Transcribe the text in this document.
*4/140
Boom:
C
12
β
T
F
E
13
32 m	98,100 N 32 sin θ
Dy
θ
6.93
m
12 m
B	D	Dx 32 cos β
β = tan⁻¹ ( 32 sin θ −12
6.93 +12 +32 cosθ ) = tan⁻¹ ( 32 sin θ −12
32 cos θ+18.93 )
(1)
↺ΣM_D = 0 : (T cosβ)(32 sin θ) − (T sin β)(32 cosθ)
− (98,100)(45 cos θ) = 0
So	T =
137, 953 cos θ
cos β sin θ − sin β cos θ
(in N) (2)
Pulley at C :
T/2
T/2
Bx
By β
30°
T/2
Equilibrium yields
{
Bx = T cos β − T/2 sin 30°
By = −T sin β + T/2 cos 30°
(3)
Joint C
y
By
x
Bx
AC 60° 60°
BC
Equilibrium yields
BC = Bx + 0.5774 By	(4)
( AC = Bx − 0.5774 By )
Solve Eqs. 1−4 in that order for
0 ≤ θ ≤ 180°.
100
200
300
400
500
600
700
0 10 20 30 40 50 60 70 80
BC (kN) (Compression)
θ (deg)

◆ ◆ ◆ ◆ ◆ ◆ ◆

* [TASK DETAILS]
Repeat every entry word for word.

* [RESPONSE]
Transcribe the text in this document.
*4/140
Boom:
C
12
β
T
F
E
13
32 m	98,100 N 32 sin θ
Dy
θ
6.93
m
12 m
B	D	Dx 32 cos β
β = tan⁻¹ ( 32 sin θ −12
6.93 +12 +32 cosθ ) = tan⁻¹ ( 32 sin θ −12
32 cos θ+18.93 )
(1)
↺ΣM_D = 0 : (T cosβ)(32 sin θ) − (T sin β)(32 cosθ)
− (98,100)(45 cos θ) = 0
So	T =
137, 953 cos θ
cos β sin θ − sin β cos θ
(in N) (2)
Pulley at C :
T/2
T/2
Bx
By β
30°
T/2
Equilibrium yields
{
Bx = T cos β − T/2 sin 30°
By = −T sin β + T/2 cos 30°
(3)
Joint C
y
By
x
Bx
AC 60° 60°
BC
Equilibrium yields
BC = Bx + 0.5774 By	(4)
( AC = Bx − 0.5774 By )
Solve Eqs. 1−4 in that order for
0 ≤ θ ≤ 180°.
100
200
300
400
500
600
700
0 10 20 30 40 50 60 70 80
BC (kN) (Compression)
θ (deg)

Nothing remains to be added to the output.